→ PROBLEM TO WORK ON
Without the pictures, return each record as it appears.

→ GIVEN DATA
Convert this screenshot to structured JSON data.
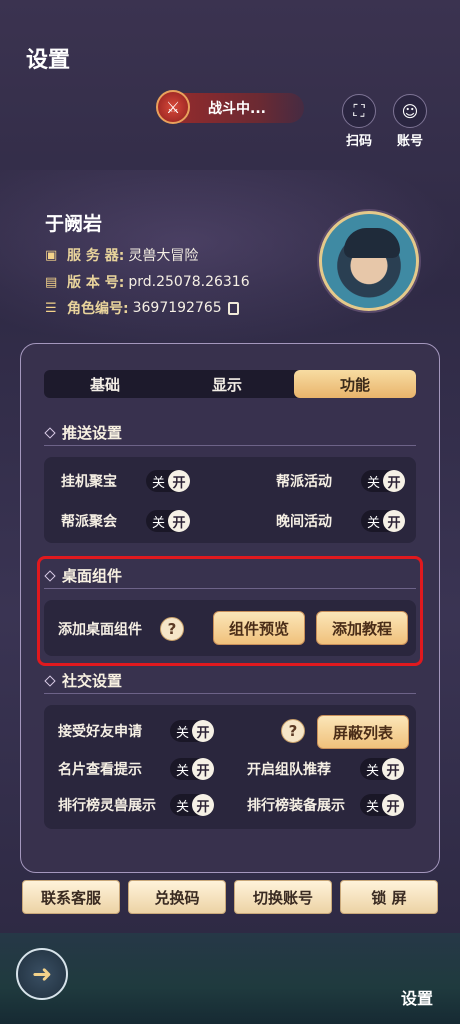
{
  "header": {
    "title": "设置"
  },
  "battle_status": {
    "label": "战斗中..."
  },
  "top_buttons": {
    "scan": "扫码",
    "account": "账号"
  },
  "player": {
    "name": "于阙岩",
    "server_label": "服 务 器:",
    "server_value": "灵兽大冒险",
    "version_label": "版 本 号:",
    "version_value": "prd.25078.26316",
    "role_label": "角色编号:",
    "role_value": "3697192765"
  },
  "tabs": [
    "基础",
    "显示",
    "功能"
  ],
  "push_settings": {
    "title": "推送设置",
    "items": [
      {
        "label": "挂机聚宝",
        "off": "关",
        "on": "开"
      },
      {
        "label": "帮派活动",
        "off": "关",
        "on": "开"
      },
      {
        "label": "帮派聚会",
        "off": "关",
        "on": "开"
      },
      {
        "label": "晚间活动",
        "off": "关",
        "on": "开"
      }
    ]
  },
  "desktop_widget": {
    "title": "桌面组件",
    "label": "添加桌面组件",
    "preview_button": "组件预览",
    "tutorial_button": "添加教程"
  },
  "social_settings": {
    "title": "社交设置",
    "block_list_button": "屏蔽列表",
    "items": [
      {
        "label": "接受好友申请",
        "off": "关",
        "on": "开"
      },
      {
        "label": "名片查看提示",
        "off": "关",
        "on": "开"
      },
      {
        "label": "开启组队推荐",
        "off": "关",
        "on": "开"
      },
      {
        "label": "排行榜灵兽展示",
        "off": "关",
        "on": "开"
      },
      {
        "label": "排行榜装备展示",
        "off": "关",
        "on": "开"
      }
    ]
  },
  "bottom_buttons": [
    "联系客服",
    "兑换码",
    "切换账号",
    "锁 屏"
  ],
  "bottom_bar": {
    "label": "设置"
  },
  "help_glyph": "?"
}
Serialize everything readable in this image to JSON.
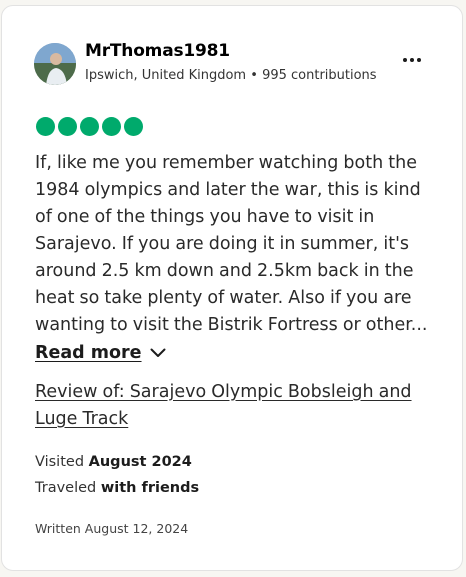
{
  "reviewer": {
    "username": "MrThomas1981",
    "location": "Ipswich, United Kingdom",
    "contributions": "995 contributions",
    "separator": "•"
  },
  "rating": {
    "value": 5,
    "max": 5,
    "color": "#00aa6c"
  },
  "review": {
    "text": "If, like me you remember watching both the 1984 olympics and later the war, this is kind of one of the things you have to visit in Sarajevo. If you are doing it in summer, it's around 2.5 km down and 2.5km back in the heat so take plenty of water. Also if you are wanting to visit the Bistrik Fortress or other...",
    "read_more_label": "Read more",
    "review_of_link": "Review of: Sarajevo Olympic Bobsleigh and Luge Track"
  },
  "trip": {
    "visited_prefix": "Visited",
    "visited_date": "August 2024",
    "traveled_prefix": "Traveled",
    "traveled_with": "with friends"
  },
  "written": "Written August 12, 2024",
  "icons": {
    "more": "more-options-icon",
    "chevron": "chevron-down-icon"
  }
}
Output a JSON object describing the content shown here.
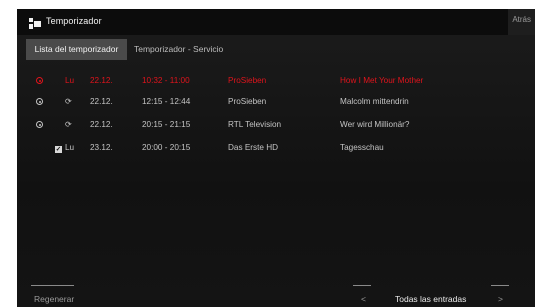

→ COMPLETE RESPONSE
Convert this screenshot to structured JSON data.
{
  "header": {
    "title": "设置"
  },
  "battle_status": {
    "label": "战斗中..."
  },
  "top_buttons": {
    "scan": "扫码",
    "account": "账号"
  },
  "player": {
    "name": "于阙岩",
    "server_label": "服 务 器:",
    "server_value": "灵兽大冒险",
    "version_label": "版 本 号:",
    "version_value": "prd.25078.26316",
    "role_label": "角色编号:",
    "role_value": "3697192765"
  },
  "tabs": [
    "基础",
    "显示",
    "功能"
  ],
  "push_settings": {
    "title": "推送设置",
    "items": [
      {
        "label": "挂机聚宝",
        "off": "关",
        "on": "开"
      },
      {
        "label": "帮派活动",
        "off": "关",
        "on": "开"
      },
      {
        "label": "帮派聚会",
        "off": "关",
        "on": "开"
      },
      {
        "label": "晚间活动",
        "off": "关",
        "on": "开"
      }
    ]
  },
  "desktop_widget": {
    "title": "桌面组件",
    "label": "添加桌面组件",
    "preview_button": "组件预览",
    "tutorial_button": "添加教程"
  },
  "social_settings": {
    "title": "社交设置",
    "block_list_button": "屏蔽列表",
    "items": [
      {
        "label": "接受好友申请",
        "off": "关",
        "on": "开"
      },
      {
        "label": "名片查看提示",
        "off": "关",
        "on": "开"
      },
      {
        "label": "开启组队推荐",
        "off": "关",
        "on": "开"
      },
      {
        "label": "排行榜灵兽展示",
        "off": "关",
        "on": "开"
      },
      {
        "label": "排行榜装备展示",
        "off": "关",
        "on": "开"
      }
    ]
  },
  "bottom_buttons": [
    "联系客服",
    "兑换码",
    "切换账号",
    "锁 屏"
  ],
  "bottom_bar": {
    "label": "设置"
  },
  "help_glyph": "?"
}
Serialize everything readable in this image to JSON.
{
  "reviewer": {
    "username": "MrThomas1981",
    "location": "Ipswich, United Kingdom",
    "contributions": "995 contributions",
    "separator": "•"
  },
  "rating": {
    "value": 5,
    "max": 5,
    "color": "#00aa6c"
  },
  "review": {
    "text": "If, like me you remember watching both the 1984 olympics and later the war, this is kind of one of the things you have to visit in Sarajevo. If you are doing it in summer, it's around 2.5 km down and 2.5km back in the heat so take plenty of water. Also if you are wanting to visit the Bistrik Fortress or other...",
    "read_more_label": "Read more",
    "review_of_link": "Review of: Sarajevo Olympic Bobsleigh and Luge Track"
  },
  "trip": {
    "visited_prefix": "Visited",
    "visited_date": "August 2024",
    "traveled_prefix": "Traveled",
    "traveled_with": "with friends"
  },
  "written": "Written August 12, 2024",
  "icons": {
    "more": "more-options-icon",
    "chevron": "chevron-down-icon"
  }
}
Output a JSON object describing the content shown here.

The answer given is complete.